— Begin —

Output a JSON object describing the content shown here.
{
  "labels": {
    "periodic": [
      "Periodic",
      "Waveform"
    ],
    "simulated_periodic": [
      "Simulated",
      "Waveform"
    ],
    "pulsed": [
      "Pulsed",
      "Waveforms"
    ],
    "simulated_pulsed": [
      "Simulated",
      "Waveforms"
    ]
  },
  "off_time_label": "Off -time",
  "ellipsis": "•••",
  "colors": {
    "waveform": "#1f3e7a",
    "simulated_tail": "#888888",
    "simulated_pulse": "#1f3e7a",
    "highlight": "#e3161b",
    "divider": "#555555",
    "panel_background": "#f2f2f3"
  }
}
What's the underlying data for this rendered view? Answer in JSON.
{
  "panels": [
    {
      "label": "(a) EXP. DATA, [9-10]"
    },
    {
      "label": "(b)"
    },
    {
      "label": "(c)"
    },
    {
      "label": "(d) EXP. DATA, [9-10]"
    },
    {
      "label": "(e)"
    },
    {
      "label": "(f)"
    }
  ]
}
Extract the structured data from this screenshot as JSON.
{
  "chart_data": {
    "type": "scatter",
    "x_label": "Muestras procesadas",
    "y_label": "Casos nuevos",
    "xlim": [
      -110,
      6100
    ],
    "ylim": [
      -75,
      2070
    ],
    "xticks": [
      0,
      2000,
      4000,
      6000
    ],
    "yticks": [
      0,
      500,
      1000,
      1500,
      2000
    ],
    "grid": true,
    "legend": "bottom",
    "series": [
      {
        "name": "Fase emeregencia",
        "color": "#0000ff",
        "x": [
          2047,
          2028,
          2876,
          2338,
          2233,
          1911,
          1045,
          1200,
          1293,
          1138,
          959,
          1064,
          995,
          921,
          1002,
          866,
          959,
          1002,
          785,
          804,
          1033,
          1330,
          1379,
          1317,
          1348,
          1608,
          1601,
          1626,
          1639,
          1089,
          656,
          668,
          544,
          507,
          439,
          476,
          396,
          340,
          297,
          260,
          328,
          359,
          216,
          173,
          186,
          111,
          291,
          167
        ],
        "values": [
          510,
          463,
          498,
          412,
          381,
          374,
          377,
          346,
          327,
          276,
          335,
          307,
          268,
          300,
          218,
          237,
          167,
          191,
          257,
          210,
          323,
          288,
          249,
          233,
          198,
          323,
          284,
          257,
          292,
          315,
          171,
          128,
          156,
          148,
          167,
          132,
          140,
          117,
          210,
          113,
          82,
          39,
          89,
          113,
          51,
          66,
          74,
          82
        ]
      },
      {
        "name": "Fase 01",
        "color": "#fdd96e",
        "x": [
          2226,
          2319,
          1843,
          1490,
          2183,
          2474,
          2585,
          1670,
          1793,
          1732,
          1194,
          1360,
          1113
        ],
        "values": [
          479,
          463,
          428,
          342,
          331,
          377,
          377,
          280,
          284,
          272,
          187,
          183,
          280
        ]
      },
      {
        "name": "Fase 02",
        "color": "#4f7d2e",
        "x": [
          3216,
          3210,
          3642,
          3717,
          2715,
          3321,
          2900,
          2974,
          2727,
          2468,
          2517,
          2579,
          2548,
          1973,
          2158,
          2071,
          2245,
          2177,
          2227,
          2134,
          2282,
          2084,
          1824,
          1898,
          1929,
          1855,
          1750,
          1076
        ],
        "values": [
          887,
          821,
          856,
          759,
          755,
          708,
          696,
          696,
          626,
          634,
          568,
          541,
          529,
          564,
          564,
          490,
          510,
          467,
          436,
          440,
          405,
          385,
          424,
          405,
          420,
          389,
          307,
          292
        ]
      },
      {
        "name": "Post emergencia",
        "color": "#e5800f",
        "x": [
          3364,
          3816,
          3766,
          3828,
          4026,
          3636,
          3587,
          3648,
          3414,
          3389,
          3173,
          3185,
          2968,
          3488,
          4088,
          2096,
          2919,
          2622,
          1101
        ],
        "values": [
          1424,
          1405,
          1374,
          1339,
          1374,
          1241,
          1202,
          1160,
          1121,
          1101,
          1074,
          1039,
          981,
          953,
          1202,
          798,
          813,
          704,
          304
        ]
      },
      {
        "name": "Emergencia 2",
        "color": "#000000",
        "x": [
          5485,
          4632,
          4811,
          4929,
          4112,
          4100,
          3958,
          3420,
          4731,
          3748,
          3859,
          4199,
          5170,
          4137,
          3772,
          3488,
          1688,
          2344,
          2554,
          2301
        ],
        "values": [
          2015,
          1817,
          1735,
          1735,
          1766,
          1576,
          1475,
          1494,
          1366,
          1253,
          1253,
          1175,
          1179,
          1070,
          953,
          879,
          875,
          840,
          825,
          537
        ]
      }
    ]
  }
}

— End —

Say how many lines in the entries contain the string "JSON", and leave out everything else.

Answer in full ->
3